O QUE FAZER
1: Diga se cada frase abaixo bate com o texto sobre a viagem de Blinken à Turquia, respondendo sim ou não e citando as palavras do texto que decidem: (a) Blinken visitou a Turquia várias vezes nos últimos dois anos. (b) O terremoto na Turquia deixou mais de 40.000 mortos. (c) A Turquia tem aceitado que a Suécia e a Finlândia entrem na OTAN.
2: Dê a continuação do texto sobre a viagem de Blinken à Turquia, a partir da última frase mostrada.

── TEXTO FORNECIDO ──

ANCARA — Quando o secretário de Estado, Antony J. Blinken, planejou pela primeira vez uma viagem à Turquia, ela prometia ser uma visita diplomática difícil e até contenciosa.
Washington e Ancara têm discordado em várias questões importantes, incluindo os laços da Turquia com a Rússia, sua recusa em permitir que a Suécia e a Finlândia se juntem à OTAN e a tendência autoritária do presidente Recep Tayyip Erdogan. A Turquia tem sido tão exasperante de tantas maneiras nos últimos anos que Blinken, em sua audiência de confirmação, se referiu a Ancara como um “suposto aliado”, e em dois anos não a visitou.
Mas menos de duas semanas antes da chegada de Blinken, um terremoto devastador na Turquia deixou mais de 40.000 mortos. O desastre empurrou temporariamente outras preocupações para segundo plano, oferecendo ao governo Biden a chance de reforçar uma antiga aliança e ganhar alguma confiança enquanto tentam resolver suas disputas.

───
── LINHAS DE DADOS ──

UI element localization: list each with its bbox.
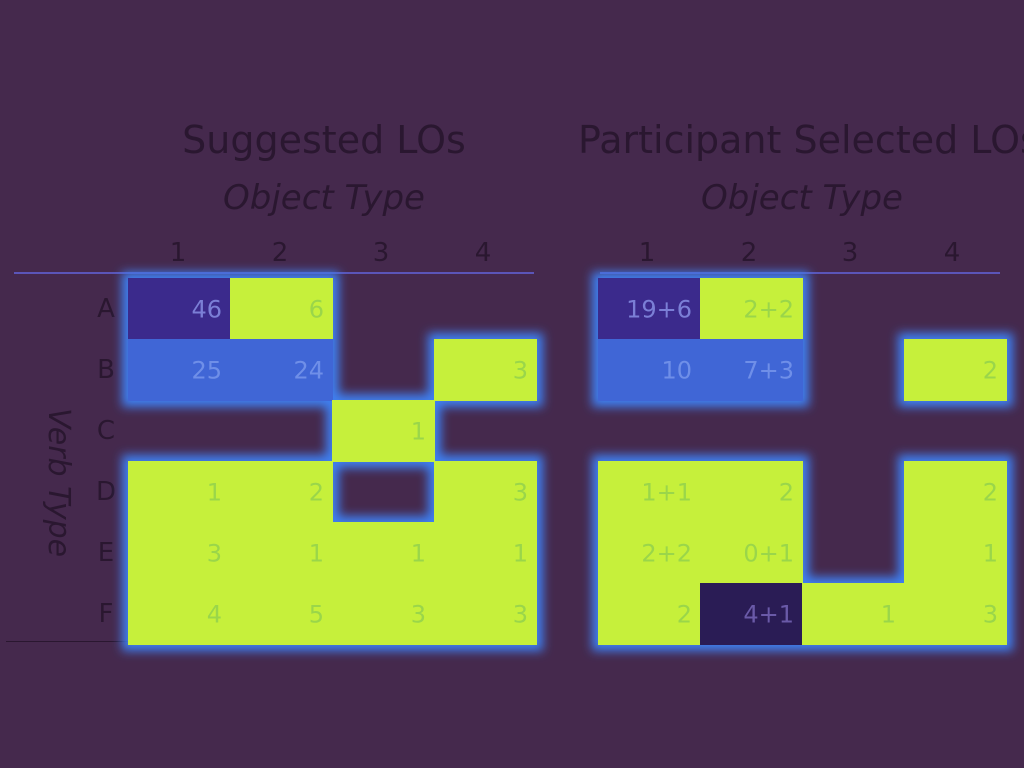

───

RESPOSTAS ESCRITAS
1:
(a) Não: "e em dois anos não a visitou".
(b) Sim: "um terremoto devastador na Turquia deixou mais de 40.000 mortos".
(c) Não: "sua recusa em permitir que a Suécia e a Finlândia se juntem à OTAN".

2:
Os Estados Unidos mobilizaram um grande esforço de socorro, enviando equipes de busca e resgate de elite, equipamentos pesados, US$ 85 milhões em ajuda humanitária e pelo menos outros US$ 80 milhões em doações privadas. Quando Blinken pousou na Base Aérea de Incirlik, perto da cidade turca de Adana, no domingo, ele visitou os danos do terremoto nas proximidades de helicóptero e os esforços de socorro militar dos EUA na base antes de anunciar outros US$ 100 milhões em ajuda americana.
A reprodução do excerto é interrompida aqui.